# YOUR OBJECTIVE
Beneath this task is a listing. State how many of its lines include the string "MOND", giving nothing but the number.

PROVIDED MATERIAL start

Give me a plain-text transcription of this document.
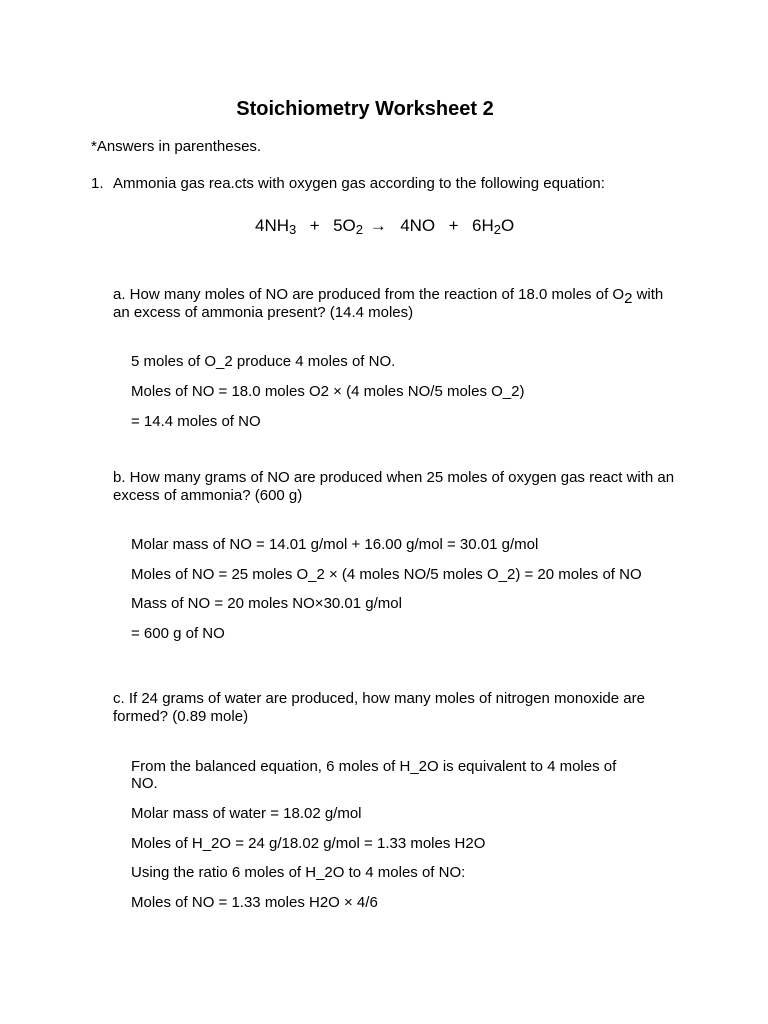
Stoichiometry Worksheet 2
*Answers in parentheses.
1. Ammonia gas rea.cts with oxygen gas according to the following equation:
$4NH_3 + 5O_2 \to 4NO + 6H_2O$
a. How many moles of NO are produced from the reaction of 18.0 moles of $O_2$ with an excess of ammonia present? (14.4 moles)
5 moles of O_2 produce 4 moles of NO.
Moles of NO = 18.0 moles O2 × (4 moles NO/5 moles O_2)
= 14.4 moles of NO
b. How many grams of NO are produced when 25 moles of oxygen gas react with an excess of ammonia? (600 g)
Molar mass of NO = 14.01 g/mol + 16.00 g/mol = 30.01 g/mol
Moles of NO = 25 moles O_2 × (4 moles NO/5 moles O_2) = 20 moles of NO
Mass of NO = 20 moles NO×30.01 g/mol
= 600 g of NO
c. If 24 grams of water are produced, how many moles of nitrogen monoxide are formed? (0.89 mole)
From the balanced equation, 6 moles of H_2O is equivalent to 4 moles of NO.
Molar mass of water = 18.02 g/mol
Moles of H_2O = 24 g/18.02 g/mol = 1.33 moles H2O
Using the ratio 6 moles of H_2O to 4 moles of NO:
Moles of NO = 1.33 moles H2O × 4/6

PROVIDED MATERIAL end
PROVIDED MATERIAL start

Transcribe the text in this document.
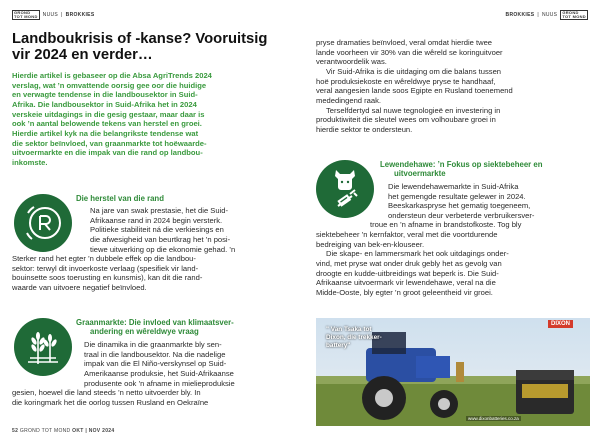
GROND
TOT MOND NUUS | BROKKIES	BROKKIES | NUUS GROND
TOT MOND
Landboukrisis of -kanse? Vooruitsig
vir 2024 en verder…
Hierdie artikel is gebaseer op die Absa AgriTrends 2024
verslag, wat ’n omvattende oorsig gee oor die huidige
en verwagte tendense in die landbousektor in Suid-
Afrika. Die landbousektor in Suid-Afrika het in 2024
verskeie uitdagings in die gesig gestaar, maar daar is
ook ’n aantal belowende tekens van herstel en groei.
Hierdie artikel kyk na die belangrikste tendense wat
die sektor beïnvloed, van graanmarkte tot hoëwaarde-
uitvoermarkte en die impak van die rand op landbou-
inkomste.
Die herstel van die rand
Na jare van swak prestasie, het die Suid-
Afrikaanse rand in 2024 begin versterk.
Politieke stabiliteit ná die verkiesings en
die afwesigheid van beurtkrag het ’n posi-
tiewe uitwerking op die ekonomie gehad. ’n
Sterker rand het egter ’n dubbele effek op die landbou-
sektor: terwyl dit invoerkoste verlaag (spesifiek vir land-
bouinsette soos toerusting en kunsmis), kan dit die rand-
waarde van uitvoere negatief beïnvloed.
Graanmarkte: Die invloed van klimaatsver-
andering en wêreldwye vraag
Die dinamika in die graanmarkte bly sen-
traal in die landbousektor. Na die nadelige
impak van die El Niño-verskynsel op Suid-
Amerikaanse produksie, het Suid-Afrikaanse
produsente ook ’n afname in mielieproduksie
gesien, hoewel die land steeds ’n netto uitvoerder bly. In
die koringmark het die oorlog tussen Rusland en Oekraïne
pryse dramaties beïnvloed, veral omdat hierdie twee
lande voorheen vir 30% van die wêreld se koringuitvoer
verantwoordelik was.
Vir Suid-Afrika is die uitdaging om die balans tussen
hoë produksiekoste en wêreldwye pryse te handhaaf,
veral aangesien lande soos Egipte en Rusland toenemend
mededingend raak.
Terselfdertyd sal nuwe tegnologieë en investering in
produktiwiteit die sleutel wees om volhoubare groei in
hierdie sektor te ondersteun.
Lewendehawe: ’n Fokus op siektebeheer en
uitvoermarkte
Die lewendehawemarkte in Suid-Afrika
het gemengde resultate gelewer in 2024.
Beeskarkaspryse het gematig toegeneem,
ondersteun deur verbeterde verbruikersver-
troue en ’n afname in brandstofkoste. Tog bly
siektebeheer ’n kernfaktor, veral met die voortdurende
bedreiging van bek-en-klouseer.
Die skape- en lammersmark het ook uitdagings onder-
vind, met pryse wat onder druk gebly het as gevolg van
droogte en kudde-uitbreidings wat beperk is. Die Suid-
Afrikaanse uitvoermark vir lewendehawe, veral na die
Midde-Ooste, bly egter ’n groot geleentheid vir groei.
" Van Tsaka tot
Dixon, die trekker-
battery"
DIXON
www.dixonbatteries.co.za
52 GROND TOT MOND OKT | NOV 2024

PROVIDED MATERIAL end

# WRITTEN ANSWER
3